* [AIM]: Repeat every line of the listing below exactly, minus the pictures.

+++

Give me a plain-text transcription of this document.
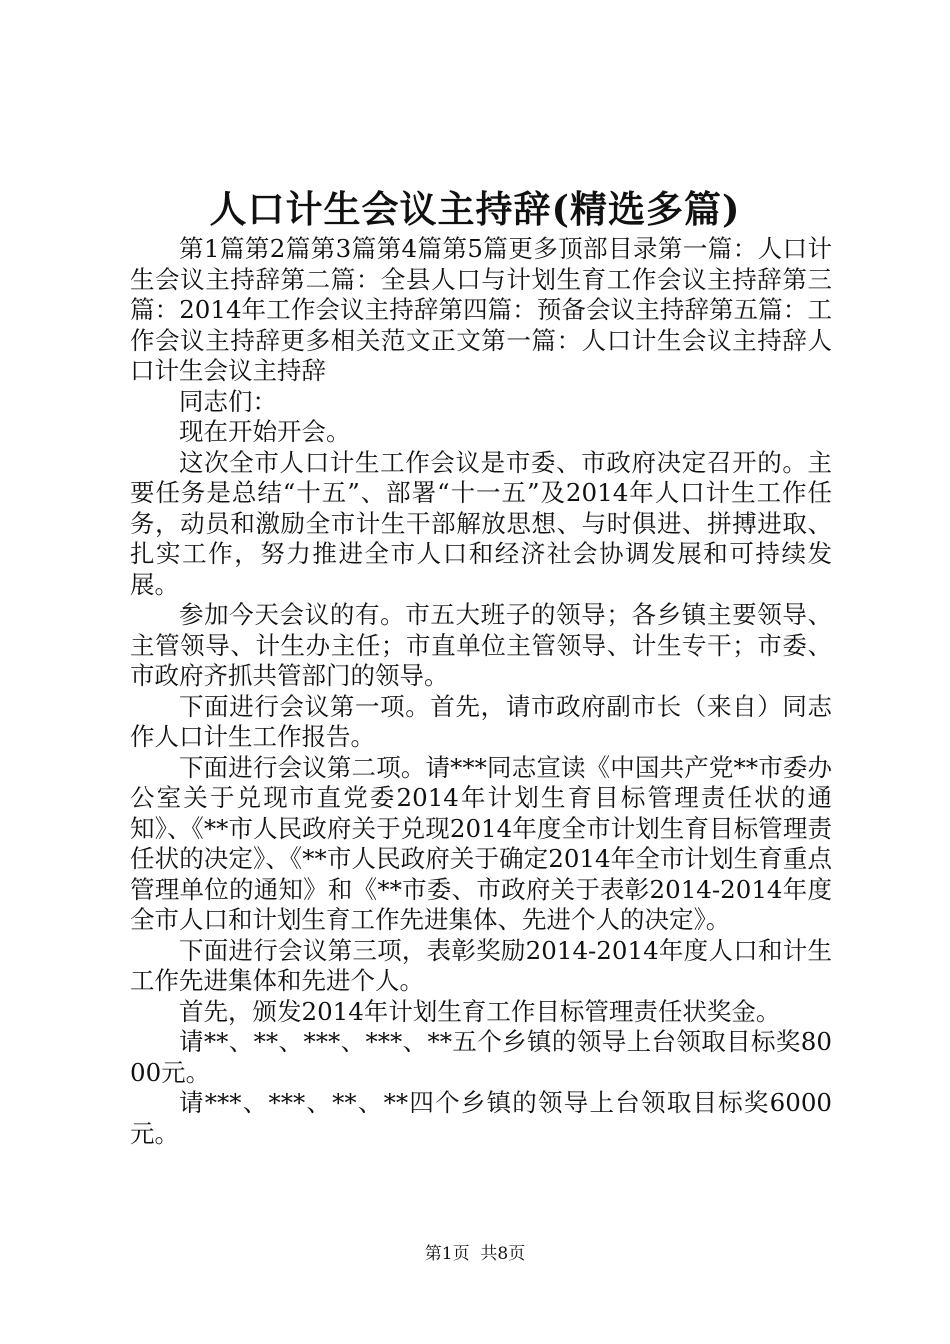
人口计生会议主持辞(精选多篇)

第1篇第2篇第3篇第4篇第5篇更多顶部目录第一篇：人口计生会议主持辞第二篇：全县人口与计划生育工作会议主持辞第三篇：2014年工作会议主持辞第四篇：预备会议主持辞第五篇：工作会议主持辞更多相关范文正文第一篇：人口计生会议主持辞人口计生会议主持辞

同志们：

现在开始开会。

这次全市人口计生工作会议是市委、市政府决定召开的。主要任务是总结“十五”、部署“十一五”及2014年人口计生工作任务，动员和激励全市计生干部解放思想、与时俱进、拼搏进取、扎实工作，努力推进全市人口和经济社会协调发展和可持续发展。

参加今天会议的有。市五大班子的领导；各乡镇主要领导、主管领导、计生办主任；市直单位主管领导、计生专干；市委、市政府齐抓共管部门的领导。

下面进行会议第一项。首先，请市政府副市长（来自）同志作人口计生工作报告。

下面进行会议第二项。请***同志宣读《中国共产党**市委办公室关于兑现市直党委2014年计划生育目标管理责任状的通知》、《**市人民政府关于兑现2014年度全市计划生育目标管理责任状的决定》、《**市人民政府关于确定2014年全市计划生育重点管理单位的通知》和《**市委、市政府关于表彰2014-2014年度全市人口和计划生育工作先进集体、先进个人的决定》。

下面进行会议第三项，表彰奖励2014-2014年度人口和计生工作先进集体和先进个人。

首先，颁发2014年计划生育工作目标管理责任状奖金。

请**、**、***、***、**五个乡镇的领导上台领取目标奖8000元。

请***、***、**、**四个乡镇的领导上台领取目标奖6000元。

第1页 共8页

+++

* [COMPLETE ANSWER]:
Give me a plain-text transcription of this document.
人口计生会议主持辞(精选多篇)

第1篇第2篇第3篇第4篇第5篇更多顶部目录第一篇：人口计生会议主持辞第二篇：全县人口与计划生育工作会议主持辞第三篇：2014年工作会议主持辞第四篇：预备会议主持辞第五篇：工作会议主持辞更多相关范文正文第一篇：人口计生会议主持辞人口计生会议主持辞

同志们：

现在开始开会。

这次全市人口计生工作会议是市委、市政府决定召开的。主要任务是总结“十五”、部署“十一五”及2014年人口计生工作任务，动员和激励全市计生干部解放思想、与时俱进、拼搏进取、扎实工作，努力推进全市人口和经济社会协调发展和可持续发展。

参加今天会议的有。市五大班子的领导；各乡镇主要领导、主管领导、计生办主任；市直单位主管领导、计生专干；市委、市政府齐抓共管部门的领导。

下面进行会议第一项。首先，请市政府副市长（来自）同志作人口计生工作报告。

下面进行会议第二项。请***同志宣读《中国共产党**市委办公室关于兑现市直党委2014年计划生育目标管理责任状的通知》、《**市人民政府关于兑现2014年度全市计划生育目标管理责任状的决定》、《**市人民政府关于确定2014年全市计划生育重点管理单位的通知》和《**市委、市政府关于表彰2014-2014年度全市人口和计划生育工作先进集体、先进个人的决定》。

下面进行会议第三项，表彰奖励2014-2014年度人口和计生工作先进集体和先进个人。

首先，颁发2014年计划生育工作目标管理责任状奖金。

请**、**、***、***、**五个乡镇的领导上台领取目标奖8000元。

请***、***、**、**四个乡镇的领导上台领取目标奖6000元。

第1页 共8页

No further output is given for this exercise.